## start Supplied data

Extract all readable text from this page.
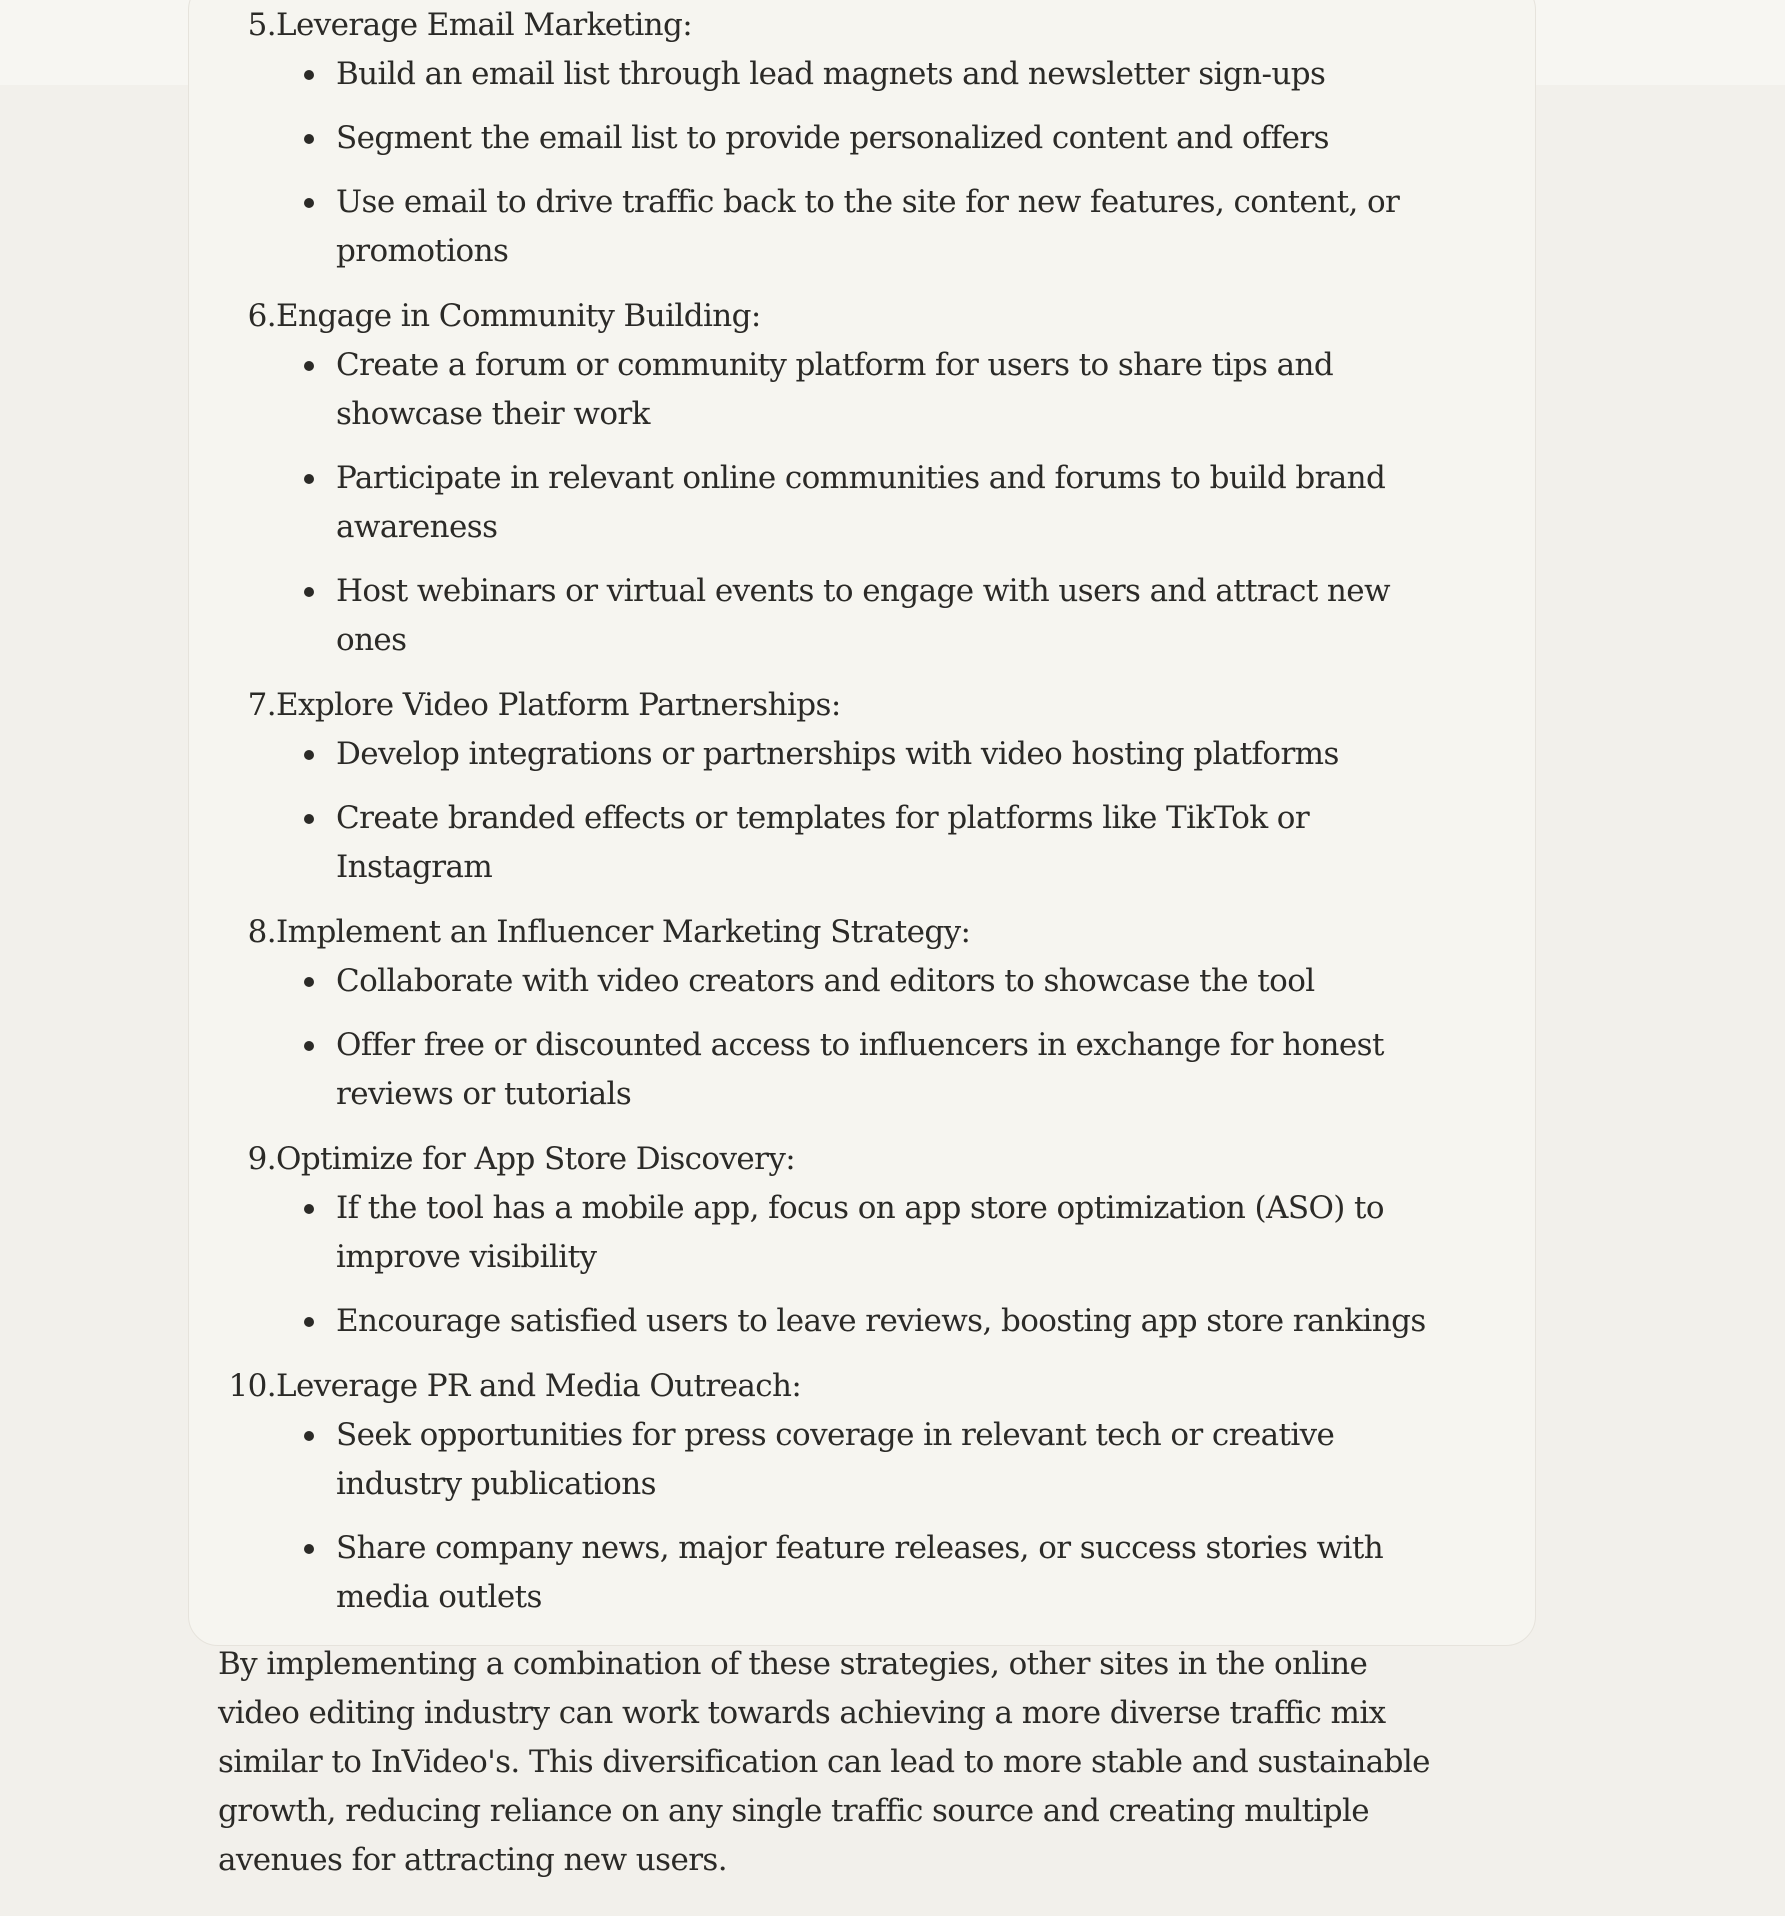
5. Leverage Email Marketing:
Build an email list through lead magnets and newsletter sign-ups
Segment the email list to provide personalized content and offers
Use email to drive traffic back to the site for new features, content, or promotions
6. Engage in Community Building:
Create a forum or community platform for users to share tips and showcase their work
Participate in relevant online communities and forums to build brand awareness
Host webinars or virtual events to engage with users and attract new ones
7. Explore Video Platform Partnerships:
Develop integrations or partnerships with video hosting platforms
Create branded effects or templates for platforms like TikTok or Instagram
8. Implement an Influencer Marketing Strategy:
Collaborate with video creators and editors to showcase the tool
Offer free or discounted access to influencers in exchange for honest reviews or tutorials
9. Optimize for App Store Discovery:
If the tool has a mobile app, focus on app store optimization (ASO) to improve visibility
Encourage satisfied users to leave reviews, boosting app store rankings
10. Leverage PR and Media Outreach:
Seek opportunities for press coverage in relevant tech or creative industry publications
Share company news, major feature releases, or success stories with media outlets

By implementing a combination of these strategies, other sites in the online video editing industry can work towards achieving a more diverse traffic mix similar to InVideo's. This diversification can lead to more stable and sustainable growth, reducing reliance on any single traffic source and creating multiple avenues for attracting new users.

## end Supplied data

[Exercise objective]:
Make an exact copy of all the material, but keep the pictures out of it.

[Output of the task]:
Extract all readable text from this page.
5. Leverage Email Marketing:
Build an email list through lead magnets and newsletter sign-ups
Segment the email list to provide personalized content and offers
Use email to drive traffic back to the site for new features, content, or promotions
6. Engage in Community Building:
Create a forum or community platform for users to share tips and showcase their work
Participate in relevant online communities and forums to build brand awareness
Host webinars or virtual events to engage with users and attract new ones
7. Explore Video Platform Partnerships:
Develop integrations or partnerships with video hosting platforms
Create branded effects or templates for platforms like TikTok or Instagram
8. Implement an Influencer Marketing Strategy:
Collaborate with video creators and editors to showcase the tool
Offer free or discounted access to influencers in exchange for honest reviews or tutorials
9. Optimize for App Store Discovery:
If the tool has a mobile app, focus on app store optimization (ASO) to improve visibility
Encourage satisfied users to leave reviews, boosting app store rankings
10. Leverage PR and Media Outreach:
Seek opportunities for press coverage in relevant tech or creative industry publications
Share company news, major feature releases, or success stories with media outlets

By implementing a combination of these strategies, other sites in the online video editing industry can work towards achieving a more diverse traffic mix similar to InVideo's. This diversification can lead to more stable and sustainable growth, reducing reliance on any single traffic source and creating multiple avenues for attracting new users.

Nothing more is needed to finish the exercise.